§ **Your goal**: Note how many lines in the entries contain the string "Strehl", then give that number and nothing else.

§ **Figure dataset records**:
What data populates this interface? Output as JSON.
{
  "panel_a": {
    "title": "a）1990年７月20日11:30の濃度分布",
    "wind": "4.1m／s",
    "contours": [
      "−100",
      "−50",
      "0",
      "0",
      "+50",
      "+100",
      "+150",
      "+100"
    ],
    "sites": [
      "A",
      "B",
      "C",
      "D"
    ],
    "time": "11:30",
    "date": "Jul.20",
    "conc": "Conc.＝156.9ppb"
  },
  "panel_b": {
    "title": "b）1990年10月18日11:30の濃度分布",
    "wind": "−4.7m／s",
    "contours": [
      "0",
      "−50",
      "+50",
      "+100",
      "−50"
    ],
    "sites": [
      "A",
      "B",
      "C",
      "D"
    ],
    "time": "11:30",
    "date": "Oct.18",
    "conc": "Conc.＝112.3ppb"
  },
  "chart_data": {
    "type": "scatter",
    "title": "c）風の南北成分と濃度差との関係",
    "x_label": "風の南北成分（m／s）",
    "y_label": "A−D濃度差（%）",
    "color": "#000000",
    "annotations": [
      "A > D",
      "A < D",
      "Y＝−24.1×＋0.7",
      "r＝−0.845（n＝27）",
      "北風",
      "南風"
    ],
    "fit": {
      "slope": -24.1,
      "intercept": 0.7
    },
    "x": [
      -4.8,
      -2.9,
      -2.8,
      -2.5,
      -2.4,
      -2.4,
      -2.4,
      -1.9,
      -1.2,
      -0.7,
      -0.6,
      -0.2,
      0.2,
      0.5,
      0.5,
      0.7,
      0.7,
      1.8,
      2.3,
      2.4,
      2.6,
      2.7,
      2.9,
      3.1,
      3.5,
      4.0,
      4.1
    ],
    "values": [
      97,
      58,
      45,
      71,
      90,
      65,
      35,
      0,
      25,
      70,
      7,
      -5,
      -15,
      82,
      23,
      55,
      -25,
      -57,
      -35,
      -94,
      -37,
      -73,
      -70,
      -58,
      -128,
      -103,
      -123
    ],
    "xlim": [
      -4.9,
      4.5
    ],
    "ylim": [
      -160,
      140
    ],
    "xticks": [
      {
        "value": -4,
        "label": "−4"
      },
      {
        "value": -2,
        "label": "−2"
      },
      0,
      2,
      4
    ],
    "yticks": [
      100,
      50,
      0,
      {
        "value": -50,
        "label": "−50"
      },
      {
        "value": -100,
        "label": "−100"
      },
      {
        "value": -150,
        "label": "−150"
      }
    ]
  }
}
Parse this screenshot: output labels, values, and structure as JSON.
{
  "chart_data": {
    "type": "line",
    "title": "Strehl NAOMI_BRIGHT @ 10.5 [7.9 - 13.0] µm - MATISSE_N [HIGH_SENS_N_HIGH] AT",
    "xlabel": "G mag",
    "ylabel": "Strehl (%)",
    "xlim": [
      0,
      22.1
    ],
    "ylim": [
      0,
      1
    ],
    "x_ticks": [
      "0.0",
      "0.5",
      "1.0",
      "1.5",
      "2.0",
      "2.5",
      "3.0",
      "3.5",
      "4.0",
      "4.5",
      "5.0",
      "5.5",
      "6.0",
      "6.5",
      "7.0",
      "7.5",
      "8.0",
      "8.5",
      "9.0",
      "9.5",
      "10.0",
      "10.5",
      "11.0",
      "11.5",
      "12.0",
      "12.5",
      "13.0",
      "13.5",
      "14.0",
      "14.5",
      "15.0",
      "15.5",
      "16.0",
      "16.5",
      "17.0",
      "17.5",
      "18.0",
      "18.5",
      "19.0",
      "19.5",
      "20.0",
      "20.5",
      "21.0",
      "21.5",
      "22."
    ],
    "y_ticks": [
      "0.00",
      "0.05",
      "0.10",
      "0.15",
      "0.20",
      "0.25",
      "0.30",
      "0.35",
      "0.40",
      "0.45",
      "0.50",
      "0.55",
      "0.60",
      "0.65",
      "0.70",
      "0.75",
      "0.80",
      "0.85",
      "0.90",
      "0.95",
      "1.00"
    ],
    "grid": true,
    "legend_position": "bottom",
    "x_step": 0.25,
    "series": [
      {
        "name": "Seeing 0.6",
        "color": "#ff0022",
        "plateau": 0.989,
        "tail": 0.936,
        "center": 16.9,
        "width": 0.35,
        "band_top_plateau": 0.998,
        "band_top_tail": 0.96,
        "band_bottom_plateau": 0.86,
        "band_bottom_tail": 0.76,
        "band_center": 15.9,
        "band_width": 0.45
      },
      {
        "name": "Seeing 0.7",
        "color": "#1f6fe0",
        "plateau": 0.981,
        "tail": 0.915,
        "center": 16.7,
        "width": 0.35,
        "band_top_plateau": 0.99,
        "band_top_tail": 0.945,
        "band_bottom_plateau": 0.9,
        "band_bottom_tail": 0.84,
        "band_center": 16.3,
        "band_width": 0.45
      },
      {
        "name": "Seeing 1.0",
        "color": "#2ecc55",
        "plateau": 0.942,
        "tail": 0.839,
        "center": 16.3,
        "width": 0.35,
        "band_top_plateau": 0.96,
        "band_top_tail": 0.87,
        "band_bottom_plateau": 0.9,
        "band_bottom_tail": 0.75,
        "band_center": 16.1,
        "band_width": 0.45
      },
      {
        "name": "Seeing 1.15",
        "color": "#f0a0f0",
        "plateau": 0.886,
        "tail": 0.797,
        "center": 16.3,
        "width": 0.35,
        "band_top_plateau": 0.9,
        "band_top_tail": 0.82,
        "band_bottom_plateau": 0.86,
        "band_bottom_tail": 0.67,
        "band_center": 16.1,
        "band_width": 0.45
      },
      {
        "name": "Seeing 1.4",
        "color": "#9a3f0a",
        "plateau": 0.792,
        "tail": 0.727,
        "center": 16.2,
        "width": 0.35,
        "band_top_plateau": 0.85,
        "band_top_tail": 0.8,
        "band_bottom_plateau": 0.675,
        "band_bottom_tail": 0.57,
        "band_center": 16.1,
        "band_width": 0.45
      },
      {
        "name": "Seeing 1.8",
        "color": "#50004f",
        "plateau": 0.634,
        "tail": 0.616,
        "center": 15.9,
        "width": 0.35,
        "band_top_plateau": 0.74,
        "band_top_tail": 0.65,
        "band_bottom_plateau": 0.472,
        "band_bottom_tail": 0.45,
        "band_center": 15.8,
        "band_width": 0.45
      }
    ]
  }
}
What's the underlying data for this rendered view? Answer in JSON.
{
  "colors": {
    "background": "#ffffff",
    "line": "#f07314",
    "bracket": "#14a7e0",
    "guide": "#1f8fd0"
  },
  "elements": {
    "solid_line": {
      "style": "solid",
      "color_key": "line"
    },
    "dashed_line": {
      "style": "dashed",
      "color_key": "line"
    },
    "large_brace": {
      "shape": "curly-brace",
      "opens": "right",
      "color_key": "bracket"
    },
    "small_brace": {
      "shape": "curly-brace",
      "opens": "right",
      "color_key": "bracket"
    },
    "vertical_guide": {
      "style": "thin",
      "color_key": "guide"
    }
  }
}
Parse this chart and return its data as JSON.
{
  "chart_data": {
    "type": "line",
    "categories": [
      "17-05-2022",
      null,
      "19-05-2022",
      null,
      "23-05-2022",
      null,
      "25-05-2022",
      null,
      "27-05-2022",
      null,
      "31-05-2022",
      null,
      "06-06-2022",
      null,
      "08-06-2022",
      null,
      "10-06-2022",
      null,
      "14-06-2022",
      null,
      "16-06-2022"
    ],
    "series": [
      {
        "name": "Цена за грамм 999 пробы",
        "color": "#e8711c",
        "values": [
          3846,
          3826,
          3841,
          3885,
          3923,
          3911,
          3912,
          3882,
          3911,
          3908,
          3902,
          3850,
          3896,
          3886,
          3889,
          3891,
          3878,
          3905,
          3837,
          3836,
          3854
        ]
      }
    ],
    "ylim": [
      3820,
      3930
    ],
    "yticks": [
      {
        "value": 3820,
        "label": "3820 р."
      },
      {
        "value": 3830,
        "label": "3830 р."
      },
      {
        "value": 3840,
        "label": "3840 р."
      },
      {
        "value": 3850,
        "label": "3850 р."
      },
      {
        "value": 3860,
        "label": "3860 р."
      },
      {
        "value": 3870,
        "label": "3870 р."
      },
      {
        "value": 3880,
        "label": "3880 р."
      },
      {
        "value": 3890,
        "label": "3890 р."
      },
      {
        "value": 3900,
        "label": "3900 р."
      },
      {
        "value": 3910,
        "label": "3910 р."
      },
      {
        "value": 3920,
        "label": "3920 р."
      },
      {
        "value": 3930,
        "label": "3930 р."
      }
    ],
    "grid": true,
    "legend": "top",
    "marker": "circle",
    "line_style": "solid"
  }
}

§ **Task result**: 2